> **Exercise goal**: Output every entry exactly as written, skipping any pictures.

> **Given data**:
»»

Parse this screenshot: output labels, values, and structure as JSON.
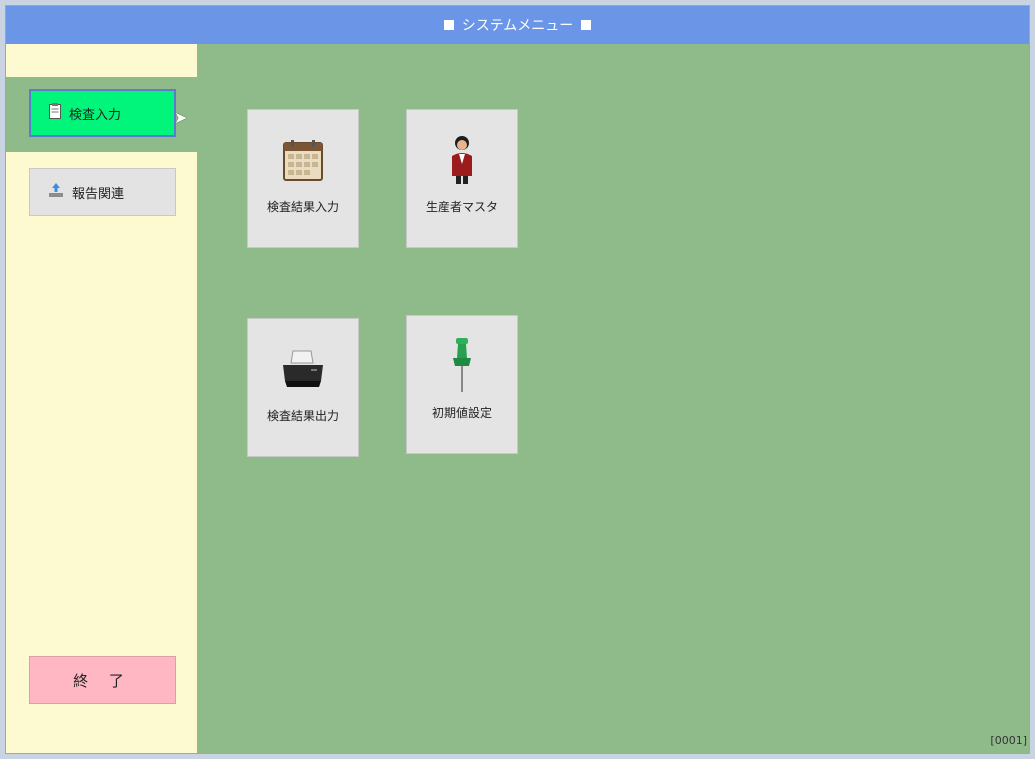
{
  "window": {
    "title": "システムメニュー",
    "screen_code": "[0001]"
  },
  "sidebar": {
    "items": [
      {
        "label": "検査入力",
        "icon": "clipboard-icon",
        "active": true
      },
      {
        "label": "報告関連",
        "icon": "upload-tray-icon",
        "active": false
      }
    ],
    "exit_label": "終 了"
  },
  "main": {
    "tiles": [
      {
        "label": "検査結果入力",
        "icon": "calendar-icon"
      },
      {
        "label": "生産者マスタ",
        "icon": "person-icon"
      },
      {
        "label": "検査結果出力",
        "icon": "printer-icon"
      },
      {
        "label": "初期値設定",
        "icon": "pushpin-icon"
      }
    ]
  },
  "colors": {
    "titlebar": "#6b96e8",
    "content_bg": "#8fbb8a",
    "sidebar_bg": "#fdf9d0",
    "active_nav": "#00f57a",
    "exit_button": "#ffb7c3",
    "tile_bg": "#e4e4e4"
  }
}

««

> **Result of the exercise**:
Parse this screenshot: output labels, values, and structure as JSON.
{
  "window": {
    "title": "システムメニュー",
    "screen_code": "[0001]"
  },
  "sidebar": {
    "items": [
      {
        "label": "検査入力",
        "icon": "clipboard-icon",
        "active": true
      },
      {
        "label": "報告関連",
        "icon": "upload-tray-icon",
        "active": false
      }
    ],
    "exit_label": "終 了"
  },
  "main": {
    "tiles": [
      {
        "label": "検査結果入力",
        "icon": "calendar-icon"
      },
      {
        "label": "生産者マスタ",
        "icon": "person-icon"
      },
      {
        "label": "検査結果出力",
        "icon": "printer-icon"
      },
      {
        "label": "初期値設定",
        "icon": "pushpin-icon"
      }
    ]
  },
  "colors": {
    "titlebar": "#6b96e8",
    "content_bg": "#8fbb8a",
    "sidebar_bg": "#fdf9d0",
    "active_nav": "#00f57a",
    "exit_button": "#ffb7c3",
    "tile_bg": "#e4e4e4"
  }
}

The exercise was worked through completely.